TO BE DONE: Copy all of the records below verbatim.

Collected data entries
====================

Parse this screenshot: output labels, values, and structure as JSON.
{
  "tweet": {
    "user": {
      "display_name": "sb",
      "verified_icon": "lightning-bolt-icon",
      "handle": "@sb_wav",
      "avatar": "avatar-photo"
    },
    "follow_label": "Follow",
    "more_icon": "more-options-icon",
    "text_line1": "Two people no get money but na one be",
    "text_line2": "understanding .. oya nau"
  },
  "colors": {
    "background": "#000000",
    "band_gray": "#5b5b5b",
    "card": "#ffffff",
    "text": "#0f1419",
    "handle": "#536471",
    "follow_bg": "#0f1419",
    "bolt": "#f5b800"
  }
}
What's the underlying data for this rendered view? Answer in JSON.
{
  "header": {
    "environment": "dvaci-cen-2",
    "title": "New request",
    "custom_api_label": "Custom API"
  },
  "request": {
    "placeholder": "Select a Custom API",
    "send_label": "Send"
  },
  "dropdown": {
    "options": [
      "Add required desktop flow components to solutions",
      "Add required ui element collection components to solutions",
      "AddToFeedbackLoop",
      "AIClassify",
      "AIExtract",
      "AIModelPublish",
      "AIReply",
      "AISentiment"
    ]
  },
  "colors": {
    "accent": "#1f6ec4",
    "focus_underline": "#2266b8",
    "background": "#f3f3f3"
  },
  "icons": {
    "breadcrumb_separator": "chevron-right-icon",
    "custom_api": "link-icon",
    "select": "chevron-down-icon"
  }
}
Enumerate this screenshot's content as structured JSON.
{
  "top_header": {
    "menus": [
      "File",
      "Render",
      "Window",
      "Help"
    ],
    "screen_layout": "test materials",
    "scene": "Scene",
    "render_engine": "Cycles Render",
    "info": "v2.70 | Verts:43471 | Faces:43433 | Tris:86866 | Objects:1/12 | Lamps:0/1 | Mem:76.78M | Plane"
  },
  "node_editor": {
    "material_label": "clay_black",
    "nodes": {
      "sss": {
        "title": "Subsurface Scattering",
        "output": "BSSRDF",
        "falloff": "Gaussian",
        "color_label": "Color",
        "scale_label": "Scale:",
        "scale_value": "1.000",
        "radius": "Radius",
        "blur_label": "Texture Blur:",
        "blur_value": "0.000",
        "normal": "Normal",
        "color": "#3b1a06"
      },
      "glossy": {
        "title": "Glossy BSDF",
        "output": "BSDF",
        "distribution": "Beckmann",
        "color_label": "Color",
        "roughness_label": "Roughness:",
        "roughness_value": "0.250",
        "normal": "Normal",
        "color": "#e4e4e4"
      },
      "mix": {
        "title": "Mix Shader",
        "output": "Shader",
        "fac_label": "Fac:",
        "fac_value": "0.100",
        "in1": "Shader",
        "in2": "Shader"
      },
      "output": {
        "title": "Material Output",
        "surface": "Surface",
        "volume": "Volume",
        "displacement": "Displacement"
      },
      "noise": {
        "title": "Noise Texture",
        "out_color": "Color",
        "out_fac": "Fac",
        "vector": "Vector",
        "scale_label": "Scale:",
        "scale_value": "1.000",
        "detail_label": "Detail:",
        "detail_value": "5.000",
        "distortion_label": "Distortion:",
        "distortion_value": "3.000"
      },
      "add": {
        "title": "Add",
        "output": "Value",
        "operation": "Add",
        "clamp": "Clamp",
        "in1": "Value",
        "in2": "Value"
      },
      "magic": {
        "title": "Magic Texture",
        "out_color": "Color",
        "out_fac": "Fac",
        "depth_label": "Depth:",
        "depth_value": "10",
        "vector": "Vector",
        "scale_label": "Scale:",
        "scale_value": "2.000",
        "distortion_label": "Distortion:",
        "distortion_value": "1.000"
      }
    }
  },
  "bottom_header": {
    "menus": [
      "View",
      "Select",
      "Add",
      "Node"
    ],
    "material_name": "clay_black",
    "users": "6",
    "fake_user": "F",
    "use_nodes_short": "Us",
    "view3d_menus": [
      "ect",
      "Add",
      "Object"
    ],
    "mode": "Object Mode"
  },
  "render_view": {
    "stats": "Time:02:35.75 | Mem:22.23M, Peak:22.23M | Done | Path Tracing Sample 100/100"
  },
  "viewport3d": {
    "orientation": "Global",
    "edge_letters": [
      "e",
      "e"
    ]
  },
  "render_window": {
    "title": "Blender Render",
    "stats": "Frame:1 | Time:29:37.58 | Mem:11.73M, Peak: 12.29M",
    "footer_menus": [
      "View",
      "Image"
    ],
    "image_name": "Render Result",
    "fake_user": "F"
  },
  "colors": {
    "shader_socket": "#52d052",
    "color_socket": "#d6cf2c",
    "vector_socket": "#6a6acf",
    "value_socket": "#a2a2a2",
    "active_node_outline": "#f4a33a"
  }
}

====================

TASK OUTPUT:
Parse this screenshot: output labels, values, and structure as JSON.
{
  "tweet": {
    "user": {
      "display_name": "sb",
      "verified_icon": "lightning-bolt-icon",
      "handle": "@sb_wav",
      "avatar": "avatar-photo"
    },
    "follow_label": "Follow",
    "more_icon": "more-options-icon",
    "text_line1": "Two people no get money but na one be",
    "text_line2": "understanding .. oya nau"
  },
  "colors": {
    "background": "#000000",
    "band_gray": "#5b5b5b",
    "card": "#ffffff",
    "text": "#0f1419",
    "handle": "#536471",
    "follow_bg": "#0f1419",
    "bolt": "#f5b800"
  }
}
What's the underlying data for this rendered view? Answer in JSON.
{
  "header": {
    "environment": "dvaci-cen-2",
    "title": "New request",
    "custom_api_label": "Custom API"
  },
  "request": {
    "placeholder": "Select a Custom API",
    "send_label": "Send"
  },
  "dropdown": {
    "options": [
      "Add required desktop flow components to solutions",
      "Add required ui element collection components to solutions",
      "AddToFeedbackLoop",
      "AIClassify",
      "AIExtract",
      "AIModelPublish",
      "AIReply",
      "AISentiment"
    ]
  },
  "colors": {
    "accent": "#1f6ec4",
    "focus_underline": "#2266b8",
    "background": "#f3f3f3"
  },
  "icons": {
    "breadcrumb_separator": "chevron-right-icon",
    "custom_api": "link-icon",
    "select": "chevron-down-icon"
  }
}
Enumerate this screenshot's content as structured JSON.
{
  "top_header": {
    "menus": [
      "File",
      "Render",
      "Window",
      "Help"
    ],
    "screen_layout": "test materials",
    "scene": "Scene",
    "render_engine": "Cycles Render",
    "info": "v2.70 | Verts:43471 | Faces:43433 | Tris:86866 | Objects:1/12 | Lamps:0/1 | Mem:76.78M | Plane"
  },
  "node_editor": {
    "material_label": "clay_black",
    "nodes": {
      "sss": {
        "title": "Subsurface Scattering",
        "output": "BSSRDF",
        "falloff": "Gaussian",
        "color_label": "Color",
        "scale_label": "Scale:",
        "scale_value": "1.000",
        "radius": "Radius",
        "blur_label": "Texture Blur:",
        "blur_value": "0.000",
        "normal": "Normal",
        "color": "#3b1a06"
      },
      "glossy": {
        "title": "Glossy BSDF",
        "output": "BSDF",
        "distribution": "Beckmann",
        "color_label": "Color",
        "roughness_label": "Roughness:",
        "roughness_value": "0.250",
        "normal": "Normal",
        "color": "#e4e4e4"
      },
      "mix": {
        "title": "Mix Shader",
        "output": "Shader",
        "fac_label": "Fac:",
        "fac_value": "0.100",
        "in1": "Shader",
        "in2": "Shader"
      },
      "output": {
        "title": "Material Output",
        "surface": "Surface",
        "volume": "Volume",
        "displacement": "Displacement"
      },
      "noise": {
        "title": "Noise Texture",
        "out_color": "Color",
        "out_fac": "Fac",
        "vector": "Vector",
        "scale_label": "Scale:",
        "scale_value": "1.000",
        "detail_label": "Detail:",
        "detail_value": "5.000",
        "distortion_label": "Distortion:",
        "distortion_value": "3.000"
      },
      "add": {
        "title": "Add",
        "output": "Value",
        "operation": "Add",
        "clamp": "Clamp",
        "in1": "Value",
        "in2": "Value"
      },
      "magic": {
        "title": "Magic Texture",
        "out_color": "Color",
        "out_fac": "Fac",
        "depth_label": "Depth:",
        "depth_value": "10",
        "vector": "Vector",
        "scale_label": "Scale:",
        "scale_value": "2.000",
        "distortion_label": "Distortion:",
        "distortion_value": "1.000"
      }
    }
  },
  "bottom_header": {
    "menus": [
      "View",
      "Select",
      "Add",
      "Node"
    ],
    "material_name": "clay_black",
    "users": "6",
    "fake_user": "F",
    "use_nodes_short": "Us",
    "view3d_menus": [
      "ect",
      "Add",
      "Object"
    ],
    "mode": "Object Mode"
  },
  "render_view": {
    "stats": "Time:02:35.75 | Mem:22.23M, Peak:22.23M | Done | Path Tracing Sample 100/100"
  },
  "viewport3d": {
    "orientation": "Global",
    "edge_letters": [
      "e",
      "e"
    ]
  },
  "render_window": {
    "title": "Blender Render",
    "stats": "Frame:1 | Time:29:37.58 | Mem:11.73M, Peak: 12.29M",
    "footer_menus": [
      "View",
      "Image"
    ],
    "image_name": "Render Result",
    "fake_user": "F"
  },
  "colors": {
    "shader_socket": "#52d052",
    "color_socket": "#d6cf2c",
    "vector_socket": "#6a6acf",
    "value_socket": "#a2a2a2",
    "active_node_outline": "#f4a33a"
  }
}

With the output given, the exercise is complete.